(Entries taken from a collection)
┄┄┄┄┄┄
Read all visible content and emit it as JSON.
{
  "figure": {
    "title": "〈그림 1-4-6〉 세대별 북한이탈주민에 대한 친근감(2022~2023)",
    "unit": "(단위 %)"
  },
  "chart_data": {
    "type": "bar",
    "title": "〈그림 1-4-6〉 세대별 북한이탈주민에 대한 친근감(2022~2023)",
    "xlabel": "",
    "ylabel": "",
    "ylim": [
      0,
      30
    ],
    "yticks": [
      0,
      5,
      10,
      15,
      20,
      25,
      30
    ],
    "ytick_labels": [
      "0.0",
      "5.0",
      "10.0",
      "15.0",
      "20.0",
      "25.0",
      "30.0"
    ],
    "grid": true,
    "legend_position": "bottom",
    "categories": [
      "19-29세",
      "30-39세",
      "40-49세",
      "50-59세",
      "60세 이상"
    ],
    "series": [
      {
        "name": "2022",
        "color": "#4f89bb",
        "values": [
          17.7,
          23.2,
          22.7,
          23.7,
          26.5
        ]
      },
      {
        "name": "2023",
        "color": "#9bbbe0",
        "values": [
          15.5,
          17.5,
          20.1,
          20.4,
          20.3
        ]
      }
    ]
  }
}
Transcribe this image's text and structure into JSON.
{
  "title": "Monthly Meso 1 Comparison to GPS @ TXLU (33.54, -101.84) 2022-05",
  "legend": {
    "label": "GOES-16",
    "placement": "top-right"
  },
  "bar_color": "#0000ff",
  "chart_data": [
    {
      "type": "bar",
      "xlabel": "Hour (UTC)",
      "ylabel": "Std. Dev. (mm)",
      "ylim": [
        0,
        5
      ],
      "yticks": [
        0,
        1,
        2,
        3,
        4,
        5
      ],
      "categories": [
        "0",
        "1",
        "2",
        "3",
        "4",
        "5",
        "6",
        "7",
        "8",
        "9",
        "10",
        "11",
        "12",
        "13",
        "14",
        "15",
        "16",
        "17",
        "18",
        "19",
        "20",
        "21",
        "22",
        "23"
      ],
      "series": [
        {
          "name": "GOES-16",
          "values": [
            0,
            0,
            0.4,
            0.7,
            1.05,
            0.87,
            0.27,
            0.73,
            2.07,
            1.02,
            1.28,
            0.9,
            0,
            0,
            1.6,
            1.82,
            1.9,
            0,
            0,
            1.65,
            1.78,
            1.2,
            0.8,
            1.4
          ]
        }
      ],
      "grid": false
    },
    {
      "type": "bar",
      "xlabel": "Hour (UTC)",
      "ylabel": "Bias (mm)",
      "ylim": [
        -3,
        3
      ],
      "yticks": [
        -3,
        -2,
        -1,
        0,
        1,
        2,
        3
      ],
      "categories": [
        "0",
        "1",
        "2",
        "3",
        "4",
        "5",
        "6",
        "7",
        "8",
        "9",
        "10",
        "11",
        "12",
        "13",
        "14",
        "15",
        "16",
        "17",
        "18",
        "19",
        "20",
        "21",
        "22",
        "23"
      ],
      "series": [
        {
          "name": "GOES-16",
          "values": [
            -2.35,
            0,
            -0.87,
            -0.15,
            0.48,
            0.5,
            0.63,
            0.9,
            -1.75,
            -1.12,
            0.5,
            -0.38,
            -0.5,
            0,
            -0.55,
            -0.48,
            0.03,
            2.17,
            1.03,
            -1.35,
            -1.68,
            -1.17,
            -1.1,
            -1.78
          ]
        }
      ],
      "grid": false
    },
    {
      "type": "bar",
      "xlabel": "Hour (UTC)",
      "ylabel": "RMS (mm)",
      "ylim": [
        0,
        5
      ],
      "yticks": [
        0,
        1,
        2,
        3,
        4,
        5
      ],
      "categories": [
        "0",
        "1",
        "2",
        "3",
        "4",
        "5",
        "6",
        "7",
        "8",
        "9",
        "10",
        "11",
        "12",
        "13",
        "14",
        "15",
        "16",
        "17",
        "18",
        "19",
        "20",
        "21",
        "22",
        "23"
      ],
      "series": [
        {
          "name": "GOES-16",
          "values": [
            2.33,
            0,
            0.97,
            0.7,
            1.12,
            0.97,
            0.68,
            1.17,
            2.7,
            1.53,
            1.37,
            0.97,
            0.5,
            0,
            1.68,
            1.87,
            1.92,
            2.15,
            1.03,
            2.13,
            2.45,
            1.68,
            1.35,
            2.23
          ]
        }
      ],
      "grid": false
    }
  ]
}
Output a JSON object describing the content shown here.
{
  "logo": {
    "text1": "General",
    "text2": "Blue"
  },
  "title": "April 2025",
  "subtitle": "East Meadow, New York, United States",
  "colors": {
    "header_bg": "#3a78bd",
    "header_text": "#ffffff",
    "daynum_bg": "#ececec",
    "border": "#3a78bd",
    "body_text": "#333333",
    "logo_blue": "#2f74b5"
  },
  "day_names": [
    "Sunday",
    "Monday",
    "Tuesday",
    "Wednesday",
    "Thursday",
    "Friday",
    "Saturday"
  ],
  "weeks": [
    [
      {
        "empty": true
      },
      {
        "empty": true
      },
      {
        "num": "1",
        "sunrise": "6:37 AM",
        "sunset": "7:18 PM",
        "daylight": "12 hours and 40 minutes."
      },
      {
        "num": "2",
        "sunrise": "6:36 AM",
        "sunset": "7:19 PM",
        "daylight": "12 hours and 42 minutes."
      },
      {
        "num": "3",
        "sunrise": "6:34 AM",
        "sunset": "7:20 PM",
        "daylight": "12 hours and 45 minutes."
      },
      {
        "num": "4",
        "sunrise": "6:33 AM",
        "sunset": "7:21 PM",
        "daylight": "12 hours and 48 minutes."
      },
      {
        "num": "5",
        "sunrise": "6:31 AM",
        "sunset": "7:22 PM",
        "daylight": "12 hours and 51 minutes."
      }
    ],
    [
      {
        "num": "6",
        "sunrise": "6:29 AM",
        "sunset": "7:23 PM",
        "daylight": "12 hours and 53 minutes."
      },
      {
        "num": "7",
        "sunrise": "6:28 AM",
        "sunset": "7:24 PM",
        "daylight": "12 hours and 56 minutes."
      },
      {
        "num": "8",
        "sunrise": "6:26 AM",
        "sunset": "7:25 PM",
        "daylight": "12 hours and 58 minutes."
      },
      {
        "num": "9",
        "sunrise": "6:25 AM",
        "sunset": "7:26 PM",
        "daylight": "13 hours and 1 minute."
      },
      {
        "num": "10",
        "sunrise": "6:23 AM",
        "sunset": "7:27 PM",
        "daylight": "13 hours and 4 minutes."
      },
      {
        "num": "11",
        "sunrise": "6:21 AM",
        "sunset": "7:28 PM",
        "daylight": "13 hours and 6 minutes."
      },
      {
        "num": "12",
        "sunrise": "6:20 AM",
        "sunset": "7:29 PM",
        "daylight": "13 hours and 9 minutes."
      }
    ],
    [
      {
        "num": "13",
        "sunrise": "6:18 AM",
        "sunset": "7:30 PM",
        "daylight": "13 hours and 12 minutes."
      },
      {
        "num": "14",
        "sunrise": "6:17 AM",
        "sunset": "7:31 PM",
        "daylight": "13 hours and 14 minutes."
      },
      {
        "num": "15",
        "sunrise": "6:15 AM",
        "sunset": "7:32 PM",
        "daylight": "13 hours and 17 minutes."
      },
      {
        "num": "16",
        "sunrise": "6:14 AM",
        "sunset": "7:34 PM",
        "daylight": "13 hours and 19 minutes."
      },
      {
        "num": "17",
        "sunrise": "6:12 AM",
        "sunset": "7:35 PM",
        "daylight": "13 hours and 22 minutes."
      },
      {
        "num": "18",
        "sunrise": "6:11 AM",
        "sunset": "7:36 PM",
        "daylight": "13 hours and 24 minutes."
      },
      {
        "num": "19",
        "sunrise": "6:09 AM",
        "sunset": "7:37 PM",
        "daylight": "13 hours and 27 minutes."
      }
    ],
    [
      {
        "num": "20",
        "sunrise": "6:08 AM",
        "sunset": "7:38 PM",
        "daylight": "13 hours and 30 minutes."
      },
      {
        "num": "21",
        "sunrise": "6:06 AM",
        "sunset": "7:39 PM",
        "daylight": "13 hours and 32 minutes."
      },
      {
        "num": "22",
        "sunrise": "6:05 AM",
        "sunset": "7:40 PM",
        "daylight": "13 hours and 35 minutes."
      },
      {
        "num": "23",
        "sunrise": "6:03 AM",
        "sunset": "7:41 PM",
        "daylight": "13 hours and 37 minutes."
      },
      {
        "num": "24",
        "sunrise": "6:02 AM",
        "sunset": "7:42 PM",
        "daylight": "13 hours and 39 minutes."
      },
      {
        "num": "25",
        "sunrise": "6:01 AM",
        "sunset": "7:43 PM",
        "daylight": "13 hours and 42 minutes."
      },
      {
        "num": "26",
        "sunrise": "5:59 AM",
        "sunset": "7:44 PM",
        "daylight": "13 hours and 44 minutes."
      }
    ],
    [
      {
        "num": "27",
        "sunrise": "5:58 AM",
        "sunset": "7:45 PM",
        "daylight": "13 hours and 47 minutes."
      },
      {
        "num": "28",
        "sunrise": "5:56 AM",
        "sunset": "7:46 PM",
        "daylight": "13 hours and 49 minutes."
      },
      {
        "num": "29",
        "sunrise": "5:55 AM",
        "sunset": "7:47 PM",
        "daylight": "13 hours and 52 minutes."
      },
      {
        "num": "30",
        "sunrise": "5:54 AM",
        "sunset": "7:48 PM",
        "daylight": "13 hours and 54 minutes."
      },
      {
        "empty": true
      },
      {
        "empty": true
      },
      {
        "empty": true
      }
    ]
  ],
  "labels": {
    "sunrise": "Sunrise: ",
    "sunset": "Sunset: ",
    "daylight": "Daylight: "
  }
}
┄┄┄┄┄┄
INSTRUCTIONS TO FOLLOW
Keep only the lines that hold the string "content", and copy them out.

WRITTEN RESPONSE
Read all visible content and emit it as JSON.
Output a JSON object describing the content shown here.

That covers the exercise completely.